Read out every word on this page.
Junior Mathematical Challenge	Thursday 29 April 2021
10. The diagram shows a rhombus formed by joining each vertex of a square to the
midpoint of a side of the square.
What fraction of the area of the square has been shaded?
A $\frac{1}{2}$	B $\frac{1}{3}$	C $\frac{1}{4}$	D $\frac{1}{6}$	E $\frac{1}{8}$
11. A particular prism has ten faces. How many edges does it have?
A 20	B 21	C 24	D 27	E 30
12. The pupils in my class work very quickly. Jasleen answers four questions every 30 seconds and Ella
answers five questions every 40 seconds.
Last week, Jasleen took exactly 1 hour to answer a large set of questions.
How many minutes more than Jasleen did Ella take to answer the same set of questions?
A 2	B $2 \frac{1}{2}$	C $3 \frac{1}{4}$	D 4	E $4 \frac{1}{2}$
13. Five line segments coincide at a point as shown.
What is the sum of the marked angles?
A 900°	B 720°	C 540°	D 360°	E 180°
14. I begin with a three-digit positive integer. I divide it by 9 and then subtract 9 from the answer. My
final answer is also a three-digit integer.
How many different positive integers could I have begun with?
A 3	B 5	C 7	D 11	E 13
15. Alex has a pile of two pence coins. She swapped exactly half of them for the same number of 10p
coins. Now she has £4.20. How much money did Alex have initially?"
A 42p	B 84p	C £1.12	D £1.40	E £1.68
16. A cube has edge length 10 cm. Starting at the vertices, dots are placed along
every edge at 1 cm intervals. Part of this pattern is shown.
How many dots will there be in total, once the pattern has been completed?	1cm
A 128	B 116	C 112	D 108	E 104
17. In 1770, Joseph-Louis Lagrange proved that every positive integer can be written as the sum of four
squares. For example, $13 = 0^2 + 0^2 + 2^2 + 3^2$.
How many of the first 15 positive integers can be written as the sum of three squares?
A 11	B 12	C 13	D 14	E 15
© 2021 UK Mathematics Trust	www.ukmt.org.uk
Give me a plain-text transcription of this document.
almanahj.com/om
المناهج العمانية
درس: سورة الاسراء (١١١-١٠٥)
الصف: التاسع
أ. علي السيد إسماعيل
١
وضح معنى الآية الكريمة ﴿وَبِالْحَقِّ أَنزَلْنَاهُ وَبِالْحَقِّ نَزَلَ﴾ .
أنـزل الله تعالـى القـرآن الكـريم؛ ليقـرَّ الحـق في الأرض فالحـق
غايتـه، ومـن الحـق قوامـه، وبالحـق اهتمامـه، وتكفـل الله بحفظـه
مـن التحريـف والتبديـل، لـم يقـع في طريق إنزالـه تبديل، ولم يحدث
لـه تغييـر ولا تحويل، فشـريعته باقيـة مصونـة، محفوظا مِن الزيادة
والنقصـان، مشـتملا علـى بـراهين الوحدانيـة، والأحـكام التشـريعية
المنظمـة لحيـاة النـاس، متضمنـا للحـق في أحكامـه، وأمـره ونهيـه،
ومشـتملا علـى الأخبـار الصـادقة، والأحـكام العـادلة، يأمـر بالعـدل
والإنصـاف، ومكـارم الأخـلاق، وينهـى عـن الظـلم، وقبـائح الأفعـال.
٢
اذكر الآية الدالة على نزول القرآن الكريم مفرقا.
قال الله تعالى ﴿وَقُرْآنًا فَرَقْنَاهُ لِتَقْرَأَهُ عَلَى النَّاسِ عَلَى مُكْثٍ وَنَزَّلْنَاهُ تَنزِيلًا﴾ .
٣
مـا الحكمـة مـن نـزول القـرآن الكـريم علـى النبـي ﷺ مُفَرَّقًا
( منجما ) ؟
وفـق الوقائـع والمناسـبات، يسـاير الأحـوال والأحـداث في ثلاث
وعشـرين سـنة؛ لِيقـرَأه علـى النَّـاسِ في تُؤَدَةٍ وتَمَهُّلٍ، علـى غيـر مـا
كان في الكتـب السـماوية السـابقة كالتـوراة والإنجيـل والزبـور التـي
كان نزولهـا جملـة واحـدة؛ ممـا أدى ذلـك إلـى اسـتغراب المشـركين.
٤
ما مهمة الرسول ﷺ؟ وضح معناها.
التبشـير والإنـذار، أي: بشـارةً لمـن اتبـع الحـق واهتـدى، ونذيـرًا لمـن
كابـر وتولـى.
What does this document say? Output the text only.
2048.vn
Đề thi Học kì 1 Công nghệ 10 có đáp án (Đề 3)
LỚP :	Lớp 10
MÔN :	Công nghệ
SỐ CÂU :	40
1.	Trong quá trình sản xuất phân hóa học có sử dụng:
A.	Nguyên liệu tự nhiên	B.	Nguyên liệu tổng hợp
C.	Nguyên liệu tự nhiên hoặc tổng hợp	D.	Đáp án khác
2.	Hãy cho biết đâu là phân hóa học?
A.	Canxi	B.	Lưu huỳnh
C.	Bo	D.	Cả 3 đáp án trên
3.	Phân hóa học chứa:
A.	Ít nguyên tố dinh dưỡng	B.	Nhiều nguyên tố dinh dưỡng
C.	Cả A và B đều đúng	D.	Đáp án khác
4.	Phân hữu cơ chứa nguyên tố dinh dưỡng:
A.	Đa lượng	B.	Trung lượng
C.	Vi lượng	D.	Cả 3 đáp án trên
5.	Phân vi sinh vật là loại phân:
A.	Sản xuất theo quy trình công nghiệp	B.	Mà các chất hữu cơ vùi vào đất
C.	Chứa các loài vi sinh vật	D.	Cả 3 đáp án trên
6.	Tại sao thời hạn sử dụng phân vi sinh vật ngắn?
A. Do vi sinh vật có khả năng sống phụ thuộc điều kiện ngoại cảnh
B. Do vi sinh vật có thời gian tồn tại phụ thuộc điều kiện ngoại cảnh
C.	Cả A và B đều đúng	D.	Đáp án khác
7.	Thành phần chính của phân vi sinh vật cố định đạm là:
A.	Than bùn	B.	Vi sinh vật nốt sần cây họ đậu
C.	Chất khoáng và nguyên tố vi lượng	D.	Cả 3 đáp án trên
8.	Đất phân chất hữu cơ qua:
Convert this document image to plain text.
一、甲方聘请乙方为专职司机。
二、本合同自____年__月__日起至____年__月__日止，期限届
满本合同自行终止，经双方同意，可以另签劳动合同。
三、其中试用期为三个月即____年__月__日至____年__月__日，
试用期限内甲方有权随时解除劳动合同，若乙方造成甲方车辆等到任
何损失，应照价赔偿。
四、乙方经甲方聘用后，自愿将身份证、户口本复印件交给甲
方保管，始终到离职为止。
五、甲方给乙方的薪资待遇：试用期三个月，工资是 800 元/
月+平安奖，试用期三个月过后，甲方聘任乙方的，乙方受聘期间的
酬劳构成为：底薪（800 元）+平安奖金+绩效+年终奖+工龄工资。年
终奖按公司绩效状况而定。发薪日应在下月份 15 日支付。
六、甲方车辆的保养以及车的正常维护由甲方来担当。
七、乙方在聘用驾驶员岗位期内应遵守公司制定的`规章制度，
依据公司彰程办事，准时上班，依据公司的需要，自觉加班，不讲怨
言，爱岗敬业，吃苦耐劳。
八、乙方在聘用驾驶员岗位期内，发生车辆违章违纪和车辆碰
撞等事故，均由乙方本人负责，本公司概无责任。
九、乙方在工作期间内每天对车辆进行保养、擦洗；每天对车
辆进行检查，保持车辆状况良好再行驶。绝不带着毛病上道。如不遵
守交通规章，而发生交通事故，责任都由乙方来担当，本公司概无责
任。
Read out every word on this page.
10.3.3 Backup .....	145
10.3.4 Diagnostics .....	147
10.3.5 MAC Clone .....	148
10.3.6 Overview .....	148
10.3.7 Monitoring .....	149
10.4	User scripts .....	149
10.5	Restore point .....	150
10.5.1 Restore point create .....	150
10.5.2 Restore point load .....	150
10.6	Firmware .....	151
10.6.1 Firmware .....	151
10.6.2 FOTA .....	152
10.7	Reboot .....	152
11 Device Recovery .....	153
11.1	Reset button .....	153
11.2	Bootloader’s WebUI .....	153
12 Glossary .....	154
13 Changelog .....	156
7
------------
### [DIRECTION]
Find the line that contains "Convert this document image to plain text.". Repeat it and every line after it, exactly as written, up to and including the last line of the records above.

### [THE COMPLETED TASK]
Convert this document image to plain text.
一、甲方聘请乙方为专职司机。
二、本合同自____年__月__日起至____年__月__日止，期限届
满本合同自行终止，经双方同意，可以另签劳动合同。
三、其中试用期为三个月即____年__月__日至____年__月__日，
试用期限内甲方有权随时解除劳动合同，若乙方造成甲方车辆等到任
何损失，应照价赔偿。
四、乙方经甲方聘用后，自愿将身份证、户口本复印件交给甲
方保管，始终到离职为止。
五、甲方给乙方的薪资待遇：试用期三个月，工资是 800 元/
月+平安奖，试用期三个月过后，甲方聘任乙方的，乙方受聘期间的
酬劳构成为：底薪（800 元）+平安奖金+绩效+年终奖+工龄工资。年
终奖按公司绩效状况而定。发薪日应在下月份 15 日支付。
六、甲方车辆的保养以及车的正常维护由甲方来担当。
七、乙方在聘用驾驶员岗位期内应遵守公司制定的`规章制度，
依据公司彰程办事，准时上班，依据公司的需要，自觉加班，不讲怨
言，爱岗敬业，吃苦耐劳。
八、乙方在聘用驾驶员岗位期内，发生车辆违章违纪和车辆碰
撞等事故，均由乙方本人负责，本公司概无责任。
九、乙方在工作期间内每天对车辆进行保养、擦洗；每天对车
辆进行检查，保持车辆状况良好再行驶。绝不带着毛病上道。如不遵
守交通规章，而发生交通事故，责任都由乙方来担当，本公司概无责
任。
Read out every word on this page.
10.3.3 Backup .....	145
10.3.4 Diagnostics .....	147
10.3.5 MAC Clone .....	148
10.3.6 Overview .....	148
10.3.7 Monitoring .....	149
10.4	User scripts .....	149
10.5	Restore point .....	150
10.5.1 Restore point create .....	150
10.5.2 Restore point load .....	150
10.6	Firmware .....	151
10.6.1 Firmware .....	151
10.6.2 FOTA .....	152
10.7	Reboot .....	152
11 Device Recovery .....	153
11.1	Reset button .....	153
11.2	Bootloader’s WebUI .....	153
12 Glossary .....	154
13 Changelog .....	156
7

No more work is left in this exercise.